[Data tied to figure images]
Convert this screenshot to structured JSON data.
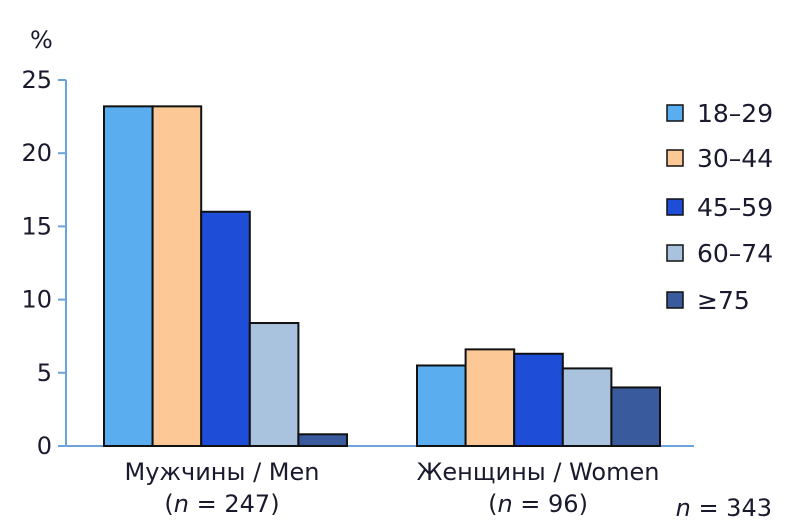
{
  "chart_data": {
    "type": "bar",
    "ylabel": "%",
    "ylim": [
      0,
      25
    ],
    "yticks": [
      0,
      5,
      10,
      15,
      20,
      25
    ],
    "grid": false,
    "legend_position": "right",
    "categories": [
      {
        "label": "Мужчины / Men",
        "n_prefix": "(",
        "n_italic": "n",
        "n_suffix": " = 247)"
      },
      {
        "label": "Женщины / Women",
        "n_prefix": "(",
        "n_italic": "n",
        "n_suffix": " = 96)"
      }
    ],
    "series": [
      {
        "name": "18–29",
        "color": "#5aaef0",
        "values": [
          23.2,
          5.5
        ]
      },
      {
        "name": "30–44",
        "color": "#fcc996",
        "values": [
          23.2,
          6.6
        ]
      },
      {
        "name": "45–59",
        "color": "#1e4ed8",
        "values": [
          16.0,
          6.3
        ]
      },
      {
        "name": "60–74",
        "color": "#a9c2de",
        "values": [
          8.4,
          5.3
        ]
      },
      {
        "name": "≥75",
        "color": "#3a5a9e",
        "values": [
          0.8,
          4.0
        ]
      }
    ],
    "total_note": {
      "italic": "n",
      "rest": " = 343"
    }
  }
}
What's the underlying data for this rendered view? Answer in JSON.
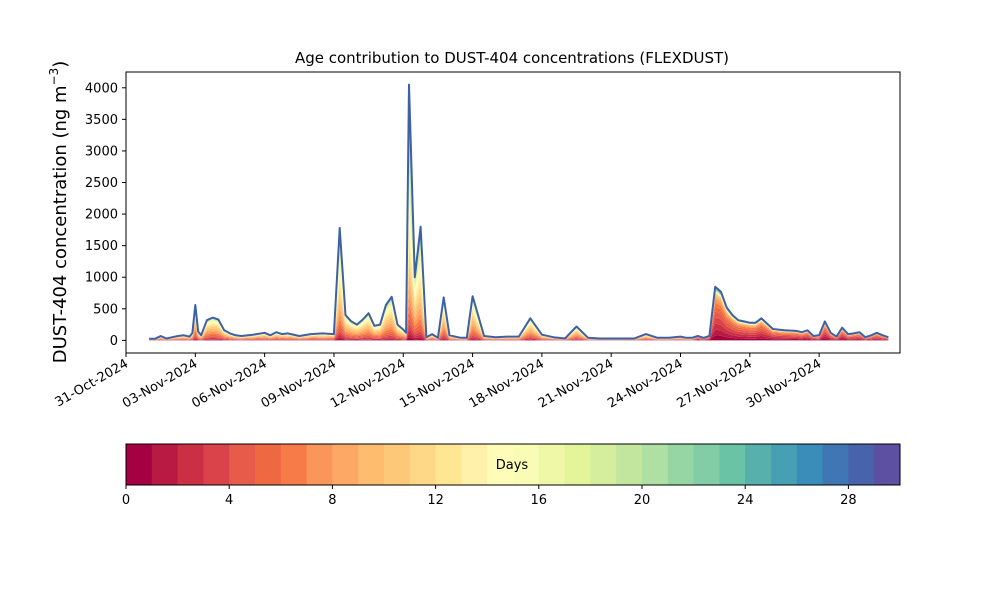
{
  "chart_data": {
    "type": "area",
    "title": "Age contribution to DUST-404 concentrations (FLEXDUST)",
    "ylabel": "DUST-404 concentration (ng m",
    "ylabel_sup": "−3",
    "ylabel_close": ")",
    "xlabel": "",
    "ylim": [
      -200,
      4250
    ],
    "y_ticks": [
      0,
      500,
      1000,
      1500,
      2000,
      2500,
      3000,
      3500,
      4000
    ],
    "xlim": [
      "2024-10-31T00:00",
      "2024-12-03T12:00"
    ],
    "x_ticks": [
      "31-Oct-2024",
      "03-Nov-2024",
      "06-Nov-2024",
      "09-Nov-2024",
      "12-Nov-2024",
      "15-Nov-2024",
      "18-Nov-2024",
      "21-Nov-2024",
      "24-Nov-2024",
      "27-Nov-2024",
      "30-Nov-2024"
    ],
    "x_tick_dates": [
      "2024-10-31",
      "2024-11-03",
      "2024-11-06",
      "2024-11-09",
      "2024-11-12",
      "2024-11-15",
      "2024-11-18",
      "2024-11-21",
      "2024-11-24",
      "2024-11-27",
      "2024-11-30"
    ],
    "stack_order": "youngest age band at bottom, oldest at top",
    "total_series": {
      "name": "",
      "x": [
        "2024-11-01T00:00",
        "2024-11-01T06:00",
        "2024-11-01T12:00",
        "2024-11-01T18:00",
        "2024-11-02T00:00",
        "2024-11-02T06:00",
        "2024-11-02T12:00",
        "2024-11-02T18:00",
        "2024-11-02T21:00",
        "2024-11-03T00:00",
        "2024-11-03T03:00",
        "2024-11-03T06:00",
        "2024-11-03T12:00",
        "2024-11-03T18:00",
        "2024-11-04T00:00",
        "2024-11-04T06:00",
        "2024-11-04T12:00",
        "2024-11-04T18:00",
        "2024-11-05T00:00",
        "2024-11-05T12:00",
        "2024-11-06T00:00",
        "2024-11-06T06:00",
        "2024-11-06T12:00",
        "2024-11-06T18:00",
        "2024-11-07T00:00",
        "2024-11-07T12:00",
        "2024-11-08T00:00",
        "2024-11-08T12:00",
        "2024-11-09T00:00",
        "2024-11-09T06:00",
        "2024-11-09T12:00",
        "2024-11-09T18:00",
        "2024-11-10T00:00",
        "2024-11-10T06:00",
        "2024-11-10T12:00",
        "2024-11-10T18:00",
        "2024-11-11T00:00",
        "2024-11-11T06:00",
        "2024-11-11T12:00",
        "2024-11-11T18:00",
        "2024-11-12T00:00",
        "2024-11-12T03:00",
        "2024-11-12T06:00",
        "2024-11-12T12:00",
        "2024-11-12T18:00",
        "2024-11-13T00:00",
        "2024-11-13T06:00",
        "2024-11-13T12:00",
        "2024-11-13T18:00",
        "2024-11-14T00:00",
        "2024-11-14T06:00",
        "2024-11-14T12:00",
        "2024-11-14T18:00",
        "2024-11-15T00:00",
        "2024-11-15T12:00",
        "2024-11-16T00:00",
        "2024-11-16T12:00",
        "2024-11-17T00:00",
        "2024-11-17T12:00",
        "2024-11-18T00:00",
        "2024-11-18T12:00",
        "2024-11-19T00:00",
        "2024-11-19T12:00",
        "2024-11-20T00:00",
        "2024-11-20T12:00",
        "2024-11-21T00:00",
        "2024-11-21T12:00",
        "2024-11-22T00:00",
        "2024-11-22T12:00",
        "2024-11-23T00:00",
        "2024-11-23T12:00",
        "2024-11-24T00:00",
        "2024-11-24T06:00",
        "2024-11-24T12:00",
        "2024-11-24T18:00",
        "2024-11-25T00:00",
        "2024-11-25T06:00",
        "2024-11-25T12:00",
        "2024-11-25T18:00",
        "2024-11-26T00:00",
        "2024-11-26T06:00",
        "2024-11-26T12:00",
        "2024-11-26T18:00",
        "2024-11-27T00:00",
        "2024-11-27T06:00",
        "2024-11-27T12:00",
        "2024-11-28T00:00",
        "2024-11-28T12:00",
        "2024-11-29T00:00",
        "2024-11-29T06:00",
        "2024-11-29T12:00",
        "2024-11-29T18:00",
        "2024-11-30T00:00",
        "2024-11-30T06:00",
        "2024-11-30T12:00",
        "2024-11-30T18:00",
        "2024-12-01T00:00",
        "2024-12-01T06:00",
        "2024-12-01T12:00",
        "2024-12-01T18:00",
        "2024-12-02T00:00",
        "2024-12-02T06:00",
        "2024-12-02T12:00",
        "2024-12-02T18:00",
        "2024-12-03T00:00"
      ],
      "values": [
        25,
        25,
        70,
        30,
        50,
        70,
        80,
        60,
        120,
        560,
        140,
        80,
        320,
        360,
        330,
        160,
        110,
        80,
        70,
        90,
        120,
        80,
        130,
        100,
        110,
        70,
        100,
        110,
        100,
        1780,
        400,
        300,
        250,
        330,
        430,
        230,
        250,
        560,
        690,
        250,
        170,
        120,
        4050,
        1000,
        1800,
        50,
        100,
        40,
        680,
        80,
        60,
        40,
        40,
        700,
        70,
        50,
        60,
        60,
        350,
        90,
        50,
        30,
        220,
        40,
        30,
        30,
        30,
        30,
        100,
        40,
        40,
        60,
        40,
        40,
        70,
        40,
        70,
        850,
        770,
        520,
        400,
        320,
        300,
        280,
        280,
        350,
        180,
        160,
        150,
        130,
        160,
        70,
        80,
        300,
        120,
        60,
        200,
        100,
        110,
        130,
        50,
        80,
        120,
        80,
        50
      ]
    },
    "colorbar": {
      "label": "Days",
      "min": 0,
      "max": 30,
      "ticks": [
        0,
        4,
        8,
        12,
        16,
        20,
        24,
        28
      ],
      "colormap": "Spectral",
      "colors": [
        "#a50142",
        "#b81a44",
        "#cb2f44",
        "#db434a",
        "#e65b4a",
        "#ee6842",
        "#f67b49",
        "#fa9659",
        "#fda865",
        "#fdbc6e",
        "#fdc878",
        "#fed887",
        "#fee692",
        "#fff1a9",
        "#fffcba",
        "#f9fcb4",
        "#eff8a6",
        "#e4f498",
        "#d4ee9d",
        "#c3e69f",
        "#ade0a2",
        "#96d5a4",
        "#82cda5",
        "#6bc3a5",
        "#57b0ab",
        "#469fb3",
        "#3a8db8",
        "#3e77b4",
        "#4862ab",
        "#5d4fa2"
      ]
    }
  }
}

§ WHAT THE TASK ASKS: Reproduce the full material exactly, excluding the pictures.

§ FINAL ANSWER:
Convert this screenshot to structured JSON data.
{
  "chart_data": {
    "type": "bar",
    "ylabel": "%",
    "ylim": [
      0,
      25
    ],
    "yticks": [
      0,
      5,
      10,
      15,
      20,
      25
    ],
    "grid": false,
    "legend_position": "right",
    "categories": [
      {
        "label": "Мужчины / Men",
        "n_prefix": "(",
        "n_italic": "n",
        "n_suffix": " = 247)"
      },
      {
        "label": "Женщины / Women",
        "n_prefix": "(",
        "n_italic": "n",
        "n_suffix": " = 96)"
      }
    ],
    "series": [
      {
        "name": "18–29",
        "color": "#5aaef0",
        "values": [
          23.2,
          5.5
        ]
      },
      {
        "name": "30–44",
        "color": "#fcc996",
        "values": [
          23.2,
          6.6
        ]
      },
      {
        "name": "45–59",
        "color": "#1e4ed8",
        "values": [
          16.0,
          6.3
        ]
      },
      {
        "name": "60–74",
        "color": "#a9c2de",
        "values": [
          8.4,
          5.3
        ]
      },
      {
        "name": "≥75",
        "color": "#3a5a9e",
        "values": [
          0.8,
          4.0
        ]
      }
    ],
    "total_note": {
      "italic": "n",
      "rest": " = 343"
    }
  }
}
What's the underlying data for this rendered view? Answer in JSON.
{
  "chart_data": {
    "type": "area",
    "title": "Age contribution to DUST-404 concentrations (FLEXDUST)",
    "ylabel": "DUST-404 concentration (ng m",
    "ylabel_sup": "−3",
    "ylabel_close": ")",
    "xlabel": "",
    "ylim": [
      -200,
      4250
    ],
    "y_ticks": [
      0,
      500,
      1000,
      1500,
      2000,
      2500,
      3000,
      3500,
      4000
    ],
    "xlim": [
      "2024-10-31T00:00",
      "2024-12-03T12:00"
    ],
    "x_ticks": [
      "31-Oct-2024",
      "03-Nov-2024",
      "06-Nov-2024",
      "09-Nov-2024",
      "12-Nov-2024",
      "15-Nov-2024",
      "18-Nov-2024",
      "21-Nov-2024",
      "24-Nov-2024",
      "27-Nov-2024",
      "30-Nov-2024"
    ],
    "x_tick_dates": [
      "2024-10-31",
      "2024-11-03",
      "2024-11-06",
      "2024-11-09",
      "2024-11-12",
      "2024-11-15",
      "2024-11-18",
      "2024-11-21",
      "2024-11-24",
      "2024-11-27",
      "2024-11-30"
    ],
    "stack_order": "youngest age band at bottom, oldest at top",
    "total_series": {
      "name": "",
      "x": [
        "2024-11-01T00:00",
        "2024-11-01T06:00",
        "2024-11-01T12:00",
        "2024-11-01T18:00",
        "2024-11-02T00:00",
        "2024-11-02T06:00",
        "2024-11-02T12:00",
        "2024-11-02T18:00",
        "2024-11-02T21:00",
        "2024-11-03T00:00",
        "2024-11-03T03:00",
        "2024-11-03T06:00",
        "2024-11-03T12:00",
        "2024-11-03T18:00",
        "2024-11-04T00:00",
        "2024-11-04T06:00",
        "2024-11-04T12:00",
        "2024-11-04T18:00",
        "2024-11-05T00:00",
        "2024-11-05T12:00",
        "2024-11-06T00:00",
        "2024-11-06T06:00",
        "2024-11-06T12:00",
        "2024-11-06T18:00",
        "2024-11-07T00:00",
        "2024-11-07T12:00",
        "2024-11-08T00:00",
        "2024-11-08T12:00",
        "2024-11-09T00:00",
        "2024-11-09T06:00",
        "2024-11-09T12:00",
        "2024-11-09T18:00",
        "2024-11-10T00:00",
        "2024-11-10T06:00",
        "2024-11-10T12:00",
        "2024-11-10T18:00",
        "2024-11-11T00:00",
        "2024-11-11T06:00",
        "2024-11-11T12:00",
        "2024-11-11T18:00",
        "2024-11-12T00:00",
        "2024-11-12T03:00",
        "2024-11-12T06:00",
        "2024-11-12T12:00",
        "2024-11-12T18:00",
        "2024-11-13T00:00",
        "2024-11-13T06:00",
        "2024-11-13T12:00",
        "2024-11-13T18:00",
        "2024-11-14T00:00",
        "2024-11-14T06:00",
        "2024-11-14T12:00",
        "2024-11-14T18:00",
        "2024-11-15T00:00",
        "2024-11-15T12:00",
        "2024-11-16T00:00",
        "2024-11-16T12:00",
        "2024-11-17T00:00",
        "2024-11-17T12:00",
        "2024-11-18T00:00",
        "2024-11-18T12:00",
        "2024-11-19T00:00",
        "2024-11-19T12:00",
        "2024-11-20T00:00",
        "2024-11-20T12:00",
        "2024-11-21T00:00",
        "2024-11-21T12:00",
        "2024-11-22T00:00",
        "2024-11-22T12:00",
        "2024-11-23T00:00",
        "2024-11-23T12:00",
        "2024-11-24T00:00",
        "2024-11-24T06:00",
        "2024-11-24T12:00",
        "2024-11-24T18:00",
        "2024-11-25T00:00",
        "2024-11-25T06:00",
        "2024-11-25T12:00",
        "2024-11-25T18:00",
        "2024-11-26T00:00",
        "2024-11-26T06:00",
        "2024-11-26T12:00",
        "2024-11-26T18:00",
        "2024-11-27T00:00",
        "2024-11-27T06:00",
        "2024-11-27T12:00",
        "2024-11-28T00:00",
        "2024-11-28T12:00",
        "2024-11-29T00:00",
        "2024-11-29T06:00",
        "2024-11-29T12:00",
        "2024-11-29T18:00",
        "2024-11-30T00:00",
        "2024-11-30T06:00",
        "2024-11-30T12:00",
        "2024-11-30T18:00",
        "2024-12-01T00:00",
        "2024-12-01T06:00",
        "2024-12-01T12:00",
        "2024-12-01T18:00",
        "2024-12-02T00:00",
        "2024-12-02T06:00",
        "2024-12-02T12:00",
        "2024-12-02T18:00",
        "2024-12-03T00:00"
      ],
      "values": [
        25,
        25,
        70,
        30,
        50,
        70,
        80,
        60,
        120,
        560,
        140,
        80,
        320,
        360,
        330,
        160,
        110,
        80,
        70,
        90,
        120,
        80,
        130,
        100,
        110,
        70,
        100,
        110,
        100,
        1780,
        400,
        300,
        250,
        330,
        430,
        230,
        250,
        560,
        690,
        250,
        170,
        120,
        4050,
        1000,
        1800,
        50,
        100,
        40,
        680,
        80,
        60,
        40,
        40,
        700,
        70,
        50,
        60,
        60,
        350,
        90,
        50,
        30,
        220,
        40,
        30,
        30,
        30,
        30,
        100,
        40,
        40,
        60,
        40,
        40,
        70,
        40,
        70,
        850,
        770,
        520,
        400,
        320,
        300,
        280,
        280,
        350,
        180,
        160,
        150,
        130,
        160,
        70,
        80,
        300,
        120,
        60,
        200,
        100,
        110,
        130,
        50,
        80,
        120,
        80,
        50
      ]
    },
    "colorbar": {
      "label": "Days",
      "min": 0,
      "max": 30,
      "ticks": [
        0,
        4,
        8,
        12,
        16,
        20,
        24,
        28
      ],
      "colormap": "Spectral",
      "colors": [
        "#a50142",
        "#b81a44",
        "#cb2f44",
        "#db434a",
        "#e65b4a",
        "#ee6842",
        "#f67b49",
        "#fa9659",
        "#fda865",
        "#fdbc6e",
        "#fdc878",
        "#fed887",
        "#fee692",
        "#fff1a9",
        "#fffcba",
        "#f9fcb4",
        "#eff8a6",
        "#e4f498",
        "#d4ee9d",
        "#c3e69f",
        "#ade0a2",
        "#96d5a4",
        "#82cda5",
        "#6bc3a5",
        "#57b0ab",
        "#469fb3",
        "#3a8db8",
        "#3e77b4",
        "#4862ab",
        "#5d4fa2"
      ]
    }
  }
}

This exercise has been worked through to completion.